Items from a dataset

:::::

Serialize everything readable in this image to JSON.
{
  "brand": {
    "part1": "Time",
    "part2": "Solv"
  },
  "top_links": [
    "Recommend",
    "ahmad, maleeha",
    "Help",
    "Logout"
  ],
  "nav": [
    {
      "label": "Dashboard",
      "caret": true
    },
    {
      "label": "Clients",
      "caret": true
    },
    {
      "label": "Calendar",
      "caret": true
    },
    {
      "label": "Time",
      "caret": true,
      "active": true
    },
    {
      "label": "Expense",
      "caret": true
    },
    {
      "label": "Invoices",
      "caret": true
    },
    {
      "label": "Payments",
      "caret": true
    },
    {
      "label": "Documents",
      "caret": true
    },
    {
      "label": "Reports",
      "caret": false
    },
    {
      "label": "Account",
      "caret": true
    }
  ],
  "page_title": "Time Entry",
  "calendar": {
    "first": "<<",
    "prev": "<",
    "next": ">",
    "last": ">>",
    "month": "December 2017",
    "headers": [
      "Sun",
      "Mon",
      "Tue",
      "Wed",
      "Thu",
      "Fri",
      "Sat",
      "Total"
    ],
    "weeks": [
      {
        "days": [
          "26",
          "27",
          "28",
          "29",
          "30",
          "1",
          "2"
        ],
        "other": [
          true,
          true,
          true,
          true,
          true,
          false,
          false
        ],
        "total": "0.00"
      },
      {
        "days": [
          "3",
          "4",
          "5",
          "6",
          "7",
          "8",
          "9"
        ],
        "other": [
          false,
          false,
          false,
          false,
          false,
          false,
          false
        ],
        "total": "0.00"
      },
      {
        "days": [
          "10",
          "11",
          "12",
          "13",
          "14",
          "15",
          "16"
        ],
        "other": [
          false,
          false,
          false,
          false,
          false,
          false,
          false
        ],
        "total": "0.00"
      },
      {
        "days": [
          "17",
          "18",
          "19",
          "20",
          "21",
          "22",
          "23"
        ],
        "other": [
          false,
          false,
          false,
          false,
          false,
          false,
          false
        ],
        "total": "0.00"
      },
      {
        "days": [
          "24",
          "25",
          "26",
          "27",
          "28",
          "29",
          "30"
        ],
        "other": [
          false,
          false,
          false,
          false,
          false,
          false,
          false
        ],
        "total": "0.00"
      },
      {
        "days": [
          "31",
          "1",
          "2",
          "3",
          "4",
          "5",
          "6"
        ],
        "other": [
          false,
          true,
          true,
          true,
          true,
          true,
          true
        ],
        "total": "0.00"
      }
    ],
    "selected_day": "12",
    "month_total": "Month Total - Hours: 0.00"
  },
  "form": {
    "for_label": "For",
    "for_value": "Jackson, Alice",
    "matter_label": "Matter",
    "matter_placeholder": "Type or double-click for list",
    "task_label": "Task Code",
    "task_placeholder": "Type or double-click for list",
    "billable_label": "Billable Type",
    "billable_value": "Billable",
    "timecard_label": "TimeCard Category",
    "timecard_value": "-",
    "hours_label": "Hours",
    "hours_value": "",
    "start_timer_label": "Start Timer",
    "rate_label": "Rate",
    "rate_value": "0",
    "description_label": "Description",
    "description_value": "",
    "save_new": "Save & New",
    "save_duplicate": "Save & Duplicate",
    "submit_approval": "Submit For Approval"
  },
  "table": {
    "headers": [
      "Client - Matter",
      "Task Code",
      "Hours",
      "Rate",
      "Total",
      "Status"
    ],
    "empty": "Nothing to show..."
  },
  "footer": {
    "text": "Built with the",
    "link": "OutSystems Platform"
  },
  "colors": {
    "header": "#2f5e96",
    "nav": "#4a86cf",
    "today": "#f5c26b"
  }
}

:::::

- _Instruction_: Exactly reproduce every line found in the records.

- _Expected output_:
Serialize everything readable in this image to JSON.
{
  "brand": {
    "part1": "Time",
    "part2": "Solv"
  },
  "top_links": [
    "Recommend",
    "ahmad, maleeha",
    "Help",
    "Logout"
  ],
  "nav": [
    {
      "label": "Dashboard",
      "caret": true
    },
    {
      "label": "Clients",
      "caret": true
    },
    {
      "label": "Calendar",
      "caret": true
    },
    {
      "label": "Time",
      "caret": true,
      "active": true
    },
    {
      "label": "Expense",
      "caret": true
    },
    {
      "label": "Invoices",
      "caret": true
    },
    {
      "label": "Payments",
      "caret": true
    },
    {
      "label": "Documents",
      "caret": true
    },
    {
      "label": "Reports",
      "caret": false
    },
    {
      "label": "Account",
      "caret": true
    }
  ],
  "page_title": "Time Entry",
  "calendar": {
    "first": "<<",
    "prev": "<",
    "next": ">",
    "last": ">>",
    "month": "December 2017",
    "headers": [
      "Sun",
      "Mon",
      "Tue",
      "Wed",
      "Thu",
      "Fri",
      "Sat",
      "Total"
    ],
    "weeks": [
      {
        "days": [
          "26",
          "27",
          "28",
          "29",
          "30",
          "1",
          "2"
        ],
        "other": [
          true,
          true,
          true,
          true,
          true,
          false,
          false
        ],
        "total": "0.00"
      },
      {
        "days": [
          "3",
          "4",
          "5",
          "6",
          "7",
          "8",
          "9"
        ],
        "other": [
          false,
          false,
          false,
          false,
          false,
          false,
          false
        ],
        "total": "0.00"
      },
      {
        "days": [
          "10",
          "11",
          "12",
          "13",
          "14",
          "15",
          "16"
        ],
        "other": [
          false,
          false,
          false,
          false,
          false,
          false,
          false
        ],
        "total": "0.00"
      },
      {
        "days": [
          "17",
          "18",
          "19",
          "20",
          "21",
          "22",
          "23"
        ],
        "other": [
          false,
          false,
          false,
          false,
          false,
          false,
          false
        ],
        "total": "0.00"
      },
      {
        "days": [
          "24",
          "25",
          "26",
          "27",
          "28",
          "29",
          "30"
        ],
        "other": [
          false,
          false,
          false,
          false,
          false,
          false,
          false
        ],
        "total": "0.00"
      },
      {
        "days": [
          "31",
          "1",
          "2",
          "3",
          "4",
          "5",
          "6"
        ],
        "other": [
          false,
          true,
          true,
          true,
          true,
          true,
          true
        ],
        "total": "0.00"
      }
    ],
    "selected_day": "12",
    "month_total": "Month Total - Hours: 0.00"
  },
  "form": {
    "for_label": "For",
    "for_value": "Jackson, Alice",
    "matter_label": "Matter",
    "matter_placeholder": "Type or double-click for list",
    "task_label": "Task Code",
    "task_placeholder": "Type or double-click for list",
    "billable_label": "Billable Type",
    "billable_value": "Billable",
    "timecard_label": "TimeCard Category",
    "timecard_value": "-",
    "hours_label": "Hours",
    "hours_value": "",
    "start_timer_label": "Start Timer",
    "rate_label": "Rate",
    "rate_value": "0",
    "description_label": "Description",
    "description_value": "",
    "save_new": "Save & New",
    "save_duplicate": "Save & Duplicate",
    "submit_approval": "Submit For Approval"
  },
  "table": {
    "headers": [
      "Client - Matter",
      "Task Code",
      "Hours",
      "Rate",
      "Total",
      "Status"
    ],
    "empty": "Nothing to show..."
  },
  "footer": {
    "text": "Built with the",
    "link": "OutSystems Platform"
  },
  "colors": {
    "header": "#2f5e96",
    "nav": "#4a86cf",
    "today": "#f5c26b"
  }
}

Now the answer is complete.